--- Start Supplied records ---

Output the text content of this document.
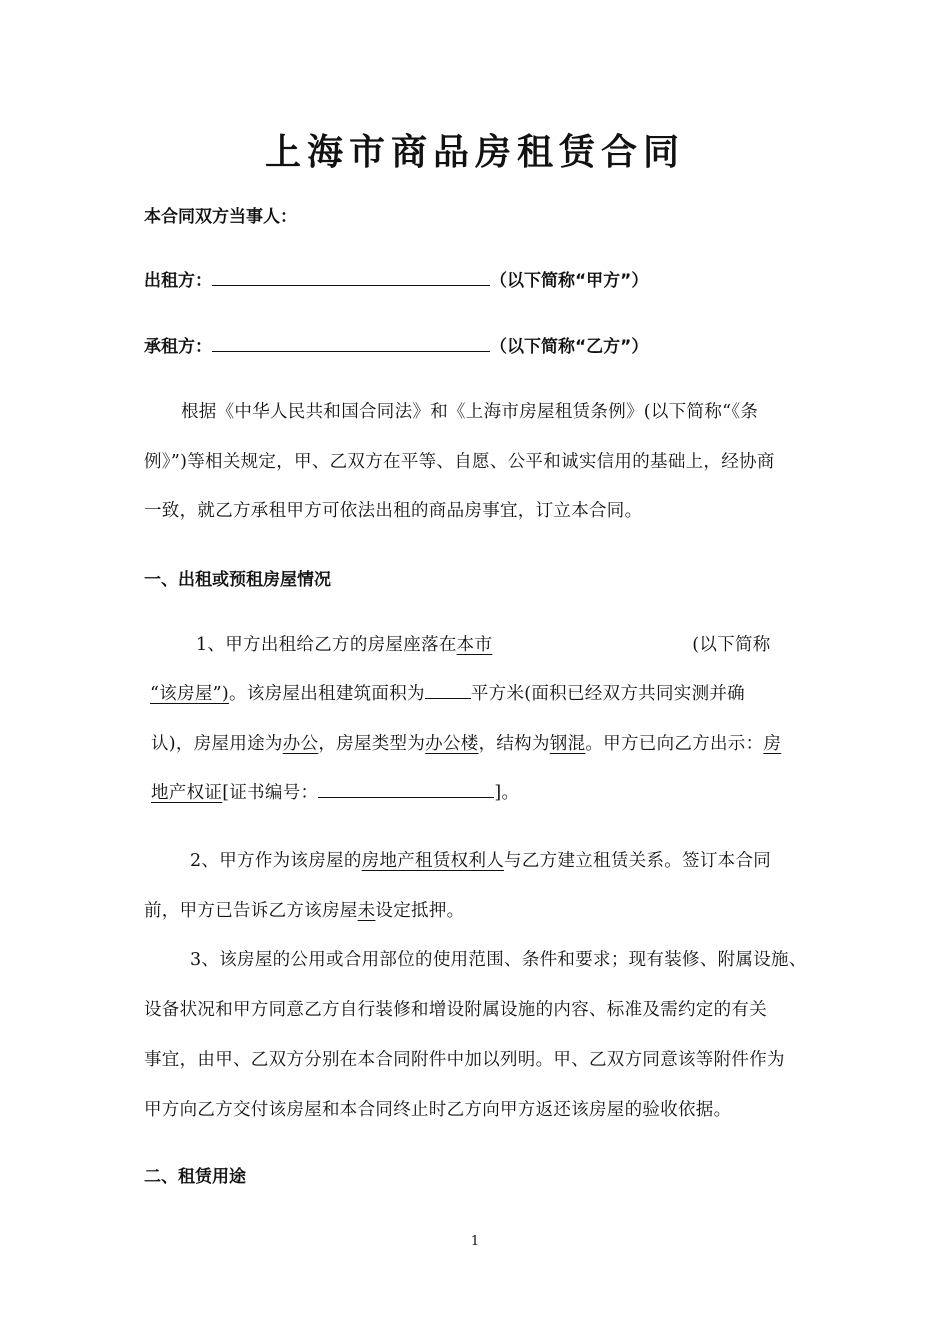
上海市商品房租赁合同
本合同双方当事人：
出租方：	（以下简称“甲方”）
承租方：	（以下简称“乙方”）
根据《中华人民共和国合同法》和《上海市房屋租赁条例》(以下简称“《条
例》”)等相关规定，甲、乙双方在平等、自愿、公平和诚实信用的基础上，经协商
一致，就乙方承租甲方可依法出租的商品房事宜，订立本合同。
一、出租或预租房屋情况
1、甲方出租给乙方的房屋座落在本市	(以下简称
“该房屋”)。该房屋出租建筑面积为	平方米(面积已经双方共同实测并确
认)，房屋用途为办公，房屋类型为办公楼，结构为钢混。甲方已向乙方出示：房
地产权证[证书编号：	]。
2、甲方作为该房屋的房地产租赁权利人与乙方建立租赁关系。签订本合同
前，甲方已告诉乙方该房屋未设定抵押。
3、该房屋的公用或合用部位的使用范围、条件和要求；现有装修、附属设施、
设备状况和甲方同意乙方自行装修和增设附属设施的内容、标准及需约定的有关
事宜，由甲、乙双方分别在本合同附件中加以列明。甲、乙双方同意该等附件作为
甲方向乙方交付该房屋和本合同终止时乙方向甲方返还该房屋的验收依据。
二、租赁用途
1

--- End Supplied records ---

Where a line in the entries holds the word "以下简称", copy that line.

(Task output)
出租方：	（以下简称“甲方”）
承租方：	（以下简称“乙方”）
根据《中华人民共和国合同法》和《上海市房屋租赁条例》(以下简称“《条
1、甲方出租给乙方的房屋座落在本市	(以下简称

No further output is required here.